[Supplied entries]
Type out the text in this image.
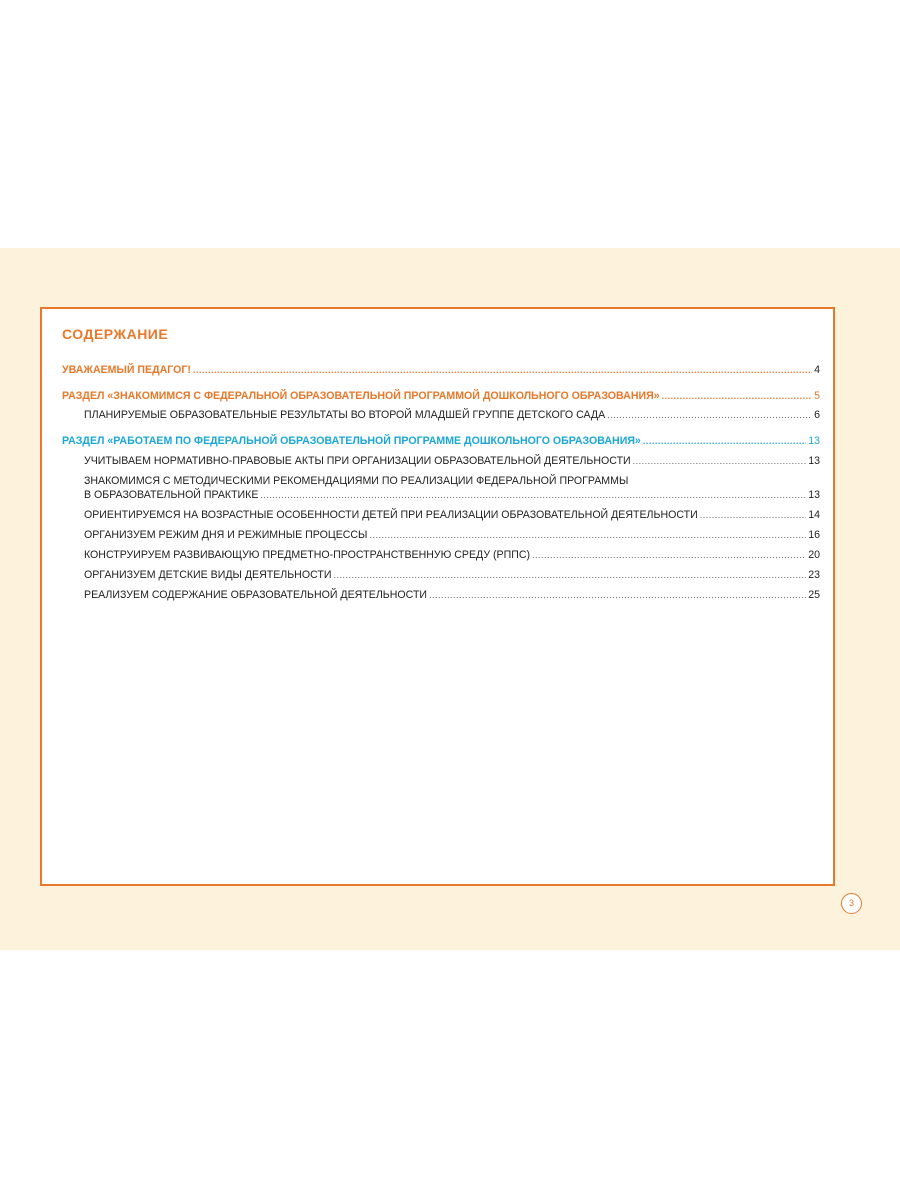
СОДЕРЖАНИЕ
УВАЖАЕМЫЙ ПЕДАГОГ! .....	4
РАЗДЕЛ «ЗНАКОМИМСЯ С ФЕДЕРАЛЬНОЙ ОБРАЗОВАТЕЛЬНОЙ ПРОГРАММОЙ ДОШКОЛЬНОГО ОБРАЗОВАНИЯ» .....	5
ПЛАНИРУЕМЫЕ ОБРАЗОВАТЕЛЬНЫЕ РЕЗУЛЬТАТЫ ВО ВТОРОЙ МЛАДШЕЙ ГРУППЕ ДЕТСКОГО САДА .....	6
РАЗДЕЛ «РАБОТАЕМ ПО ФЕДЕРАЛЬНОЙ ОБРАЗОВАТЕЛЬНОЙ ПРОГРАММЕ ДОШКОЛЬНОГО ОБРАЗОВАНИЯ» .....	13
УЧИТЫВАЕМ НОРМАТИВНО-ПРАВОВЫЕ АКТЫ ПРИ ОРГАНИЗАЦИИ ОБРАЗОВАТЕЛЬНОЙ ДЕЯТЕЛЬНОСТИ .....	13
ЗНАКОМИМСЯ С МЕТОДИЧЕСКИМИ РЕКОМЕНДАЦИЯМИ ПО РЕАЛИЗАЦИИ ФЕДЕРАЛЬНОЙ ПРОГРАММЫ
В ОБРАЗОВАТЕЛЬНОЙ ПРАКТИКЕ .....	13
ОРИЕНТИРУЕМСЯ НА ВОЗРАСТНЫЕ ОСОБЕННОСТИ ДЕТЕЙ ПРИ РЕАЛИЗАЦИИ ОБРАЗОВАТЕЛЬНОЙ ДЕЯТЕЛЬНОСТИ .....	14
ОРГАНИЗУЕМ РЕЖИМ ДНЯ И РЕЖИМНЫЕ ПРОЦЕССЫ .....	16
КОНСТРУИРУЕМ РАЗВИВАЮЩУЮ ПРЕДМЕТНО-ПРОСТРАНСТВЕННУЮ СРЕДУ (РППС) .....	20
ОРГАНИЗУЕМ ДЕТСКИЕ ВИДЫ ДЕЯТЕЛЬНОСТИ .....	23
РЕАЛИЗУЕМ СОДЕРЖАНИЕ ОБРАЗОВАТЕЛЬНОЙ ДЕЯТЕЛЬНОСТИ .....	25
3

[What to produce] Every line of text is to be repeated exactly; pictures are left out.

[Result of this task]
Type out the text in this image.
СОДЕРЖАНИЕ
УВАЖАЕМЫЙ ПЕДАГОГ! .....	4
РАЗДЕЛ «ЗНАКОМИМСЯ С ФЕДЕРАЛЬНОЙ ОБРАЗОВАТЕЛЬНОЙ ПРОГРАММОЙ ДОШКОЛЬНОГО ОБРАЗОВАНИЯ» .....	5
ПЛАНИРУЕМЫЕ ОБРАЗОВАТЕЛЬНЫЕ РЕЗУЛЬТАТЫ ВО ВТОРОЙ МЛАДШЕЙ ГРУППЕ ДЕТСКОГО САДА .....	6
РАЗДЕЛ «РАБОТАЕМ ПО ФЕДЕРАЛЬНОЙ ОБРАЗОВАТЕЛЬНОЙ ПРОГРАММЕ ДОШКОЛЬНОГО ОБРАЗОВАНИЯ» .....	13
УЧИТЫВАЕМ НОРМАТИВНО-ПРАВОВЫЕ АКТЫ ПРИ ОРГАНИЗАЦИИ ОБРАЗОВАТЕЛЬНОЙ ДЕЯТЕЛЬНОСТИ .....	13
ЗНАКОМИМСЯ С МЕТОДИЧЕСКИМИ РЕКОМЕНДАЦИЯМИ ПО РЕАЛИЗАЦИИ ФЕДЕРАЛЬНОЙ ПРОГРАММЫ
В ОБРАЗОВАТЕЛЬНОЙ ПРАКТИКЕ .....	13
ОРИЕНТИРУЕМСЯ НА ВОЗРАСТНЫЕ ОСОБЕННОСТИ ДЕТЕЙ ПРИ РЕАЛИЗАЦИИ ОБРАЗОВАТЕЛЬНОЙ ДЕЯТЕЛЬНОСТИ .....	14
ОРГАНИЗУЕМ РЕЖИМ ДНЯ И РЕЖИМНЫЕ ПРОЦЕССЫ .....	16
КОНСТРУИРУЕМ РАЗВИВАЮЩУЮ ПРЕДМЕТНО-ПРОСТРАНСТВЕННУЮ СРЕДУ (РППС) .....	20
ОРГАНИЗУЕМ ДЕТСКИЕ ВИДЫ ДЕЯТЕЛЬНОСТИ .....	23
РЕАЛИЗУЕМ СОДЕРЖАНИЕ ОБРАЗОВАТЕЛЬНОЙ ДЕЯТЕЛЬНОСТИ .....	25
3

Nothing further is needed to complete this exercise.